» Short problem
Copy all the material that follows, keeping every character the same.

» Records supplied

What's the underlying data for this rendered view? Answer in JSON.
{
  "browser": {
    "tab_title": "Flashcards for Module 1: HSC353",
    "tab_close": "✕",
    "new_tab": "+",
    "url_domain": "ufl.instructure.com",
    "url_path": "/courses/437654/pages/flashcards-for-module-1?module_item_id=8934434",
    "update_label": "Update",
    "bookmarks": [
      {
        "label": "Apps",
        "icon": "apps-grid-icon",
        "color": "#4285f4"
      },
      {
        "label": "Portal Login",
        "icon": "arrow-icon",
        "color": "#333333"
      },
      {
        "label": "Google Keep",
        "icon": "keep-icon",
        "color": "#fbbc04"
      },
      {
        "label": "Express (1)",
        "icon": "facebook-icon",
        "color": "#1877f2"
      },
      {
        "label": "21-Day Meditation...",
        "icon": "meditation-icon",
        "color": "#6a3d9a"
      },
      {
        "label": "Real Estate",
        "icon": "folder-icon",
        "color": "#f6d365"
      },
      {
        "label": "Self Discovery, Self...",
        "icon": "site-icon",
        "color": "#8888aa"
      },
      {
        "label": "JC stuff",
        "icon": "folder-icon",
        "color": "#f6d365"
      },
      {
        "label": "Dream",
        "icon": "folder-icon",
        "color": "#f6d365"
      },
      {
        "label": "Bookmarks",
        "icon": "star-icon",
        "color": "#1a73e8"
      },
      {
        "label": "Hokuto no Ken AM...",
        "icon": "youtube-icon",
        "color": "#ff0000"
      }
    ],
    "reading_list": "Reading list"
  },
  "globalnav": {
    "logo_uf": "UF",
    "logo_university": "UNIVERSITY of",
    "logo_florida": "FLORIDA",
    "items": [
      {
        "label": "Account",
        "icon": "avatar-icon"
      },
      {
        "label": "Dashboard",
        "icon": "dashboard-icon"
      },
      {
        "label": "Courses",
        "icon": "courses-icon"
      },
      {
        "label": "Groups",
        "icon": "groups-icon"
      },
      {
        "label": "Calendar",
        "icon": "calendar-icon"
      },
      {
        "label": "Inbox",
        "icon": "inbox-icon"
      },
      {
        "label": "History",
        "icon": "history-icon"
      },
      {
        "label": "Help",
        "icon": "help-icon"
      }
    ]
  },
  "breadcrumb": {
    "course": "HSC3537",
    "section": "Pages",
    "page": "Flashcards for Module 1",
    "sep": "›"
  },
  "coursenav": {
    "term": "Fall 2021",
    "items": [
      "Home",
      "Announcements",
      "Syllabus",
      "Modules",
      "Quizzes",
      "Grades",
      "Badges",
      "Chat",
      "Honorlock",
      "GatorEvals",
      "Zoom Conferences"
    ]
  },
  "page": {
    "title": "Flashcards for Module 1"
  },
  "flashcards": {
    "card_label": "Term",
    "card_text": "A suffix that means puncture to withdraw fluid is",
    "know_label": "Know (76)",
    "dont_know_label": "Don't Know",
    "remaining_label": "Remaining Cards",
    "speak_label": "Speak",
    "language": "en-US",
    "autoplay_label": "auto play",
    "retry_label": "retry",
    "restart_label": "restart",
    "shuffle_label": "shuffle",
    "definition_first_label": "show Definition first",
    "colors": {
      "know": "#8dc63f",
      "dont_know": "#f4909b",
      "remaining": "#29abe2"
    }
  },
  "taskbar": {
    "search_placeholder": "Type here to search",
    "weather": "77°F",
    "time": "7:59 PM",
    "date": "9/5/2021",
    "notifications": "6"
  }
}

» The reply
What's the underlying data for this rendered view? Answer in JSON.
{
  "browser": {
    "tab_title": "Flashcards for Module 1: HSC353",
    "tab_close": "✕",
    "new_tab": "+",
    "url_domain": "ufl.instructure.com",
    "url_path": "/courses/437654/pages/flashcards-for-module-1?module_item_id=8934434",
    "update_label": "Update",
    "bookmarks": [
      {
        "label": "Apps",
        "icon": "apps-grid-icon",
        "color": "#4285f4"
      },
      {
        "label": "Portal Login",
        "icon": "arrow-icon",
        "color": "#333333"
      },
      {
        "label": "Google Keep",
        "icon": "keep-icon",
        "color": "#fbbc04"
      },
      {
        "label": "Express (1)",
        "icon": "facebook-icon",
        "color": "#1877f2"
      },
      {
        "label": "21-Day Meditation...",
        "icon": "meditation-icon",
        "color": "#6a3d9a"
      },
      {
        "label": "Real Estate",
        "icon": "folder-icon",
        "color": "#f6d365"
      },
      {
        "label": "Self Discovery, Self...",
        "icon": "site-icon",
        "color": "#8888aa"
      },
      {
        "label": "JC stuff",
        "icon": "folder-icon",
        "color": "#f6d365"
      },
      {
        "label": "Dream",
        "icon": "folder-icon",
        "color": "#f6d365"
      },
      {
        "label": "Bookmarks",
        "icon": "star-icon",
        "color": "#1a73e8"
      },
      {
        "label": "Hokuto no Ken AM...",
        "icon": "youtube-icon",
        "color": "#ff0000"
      }
    ],
    "reading_list": "Reading list"
  },
  "globalnav": {
    "logo_uf": "UF",
    "logo_university": "UNIVERSITY of",
    "logo_florida": "FLORIDA",
    "items": [
      {
        "label": "Account",
        "icon": "avatar-icon"
      },
      {
        "label": "Dashboard",
        "icon": "dashboard-icon"
      },
      {
        "label": "Courses",
        "icon": "courses-icon"
      },
      {
        "label": "Groups",
        "icon": "groups-icon"
      },
      {
        "label": "Calendar",
        "icon": "calendar-icon"
      },
      {
        "label": "Inbox",
        "icon": "inbox-icon"
      },
      {
        "label": "History",
        "icon": "history-icon"
      },
      {
        "label": "Help",
        "icon": "help-icon"
      }
    ]
  },
  "breadcrumb": {
    "course": "HSC3537",
    "section": "Pages",
    "page": "Flashcards for Module 1",
    "sep": "›"
  },
  "coursenav": {
    "term": "Fall 2021",
    "items": [
      "Home",
      "Announcements",
      "Syllabus",
      "Modules",
      "Quizzes",
      "Grades",
      "Badges",
      "Chat",
      "Honorlock",
      "GatorEvals",
      "Zoom Conferences"
    ]
  },
  "page": {
    "title": "Flashcards for Module 1"
  },
  "flashcards": {
    "card_label": "Term",
    "card_text": "A suffix that means puncture to withdraw fluid is",
    "know_label": "Know (76)",
    "dont_know_label": "Don't Know",
    "remaining_label": "Remaining Cards",
    "speak_label": "Speak",
    "language": "en-US",
    "autoplay_label": "auto play",
    "retry_label": "retry",
    "restart_label": "restart",
    "shuffle_label": "shuffle",
    "definition_first_label": "show Definition first",
    "colors": {
      "know": "#8dc63f",
      "dont_know": "#f4909b",
      "remaining": "#29abe2"
    }
  },
  "taskbar": {
    "search_placeholder": "Type here to search",
    "weather": "77°F",
    "time": "7:59 PM",
    "date": "9/5/2021",
    "notifications": "6"
  }
}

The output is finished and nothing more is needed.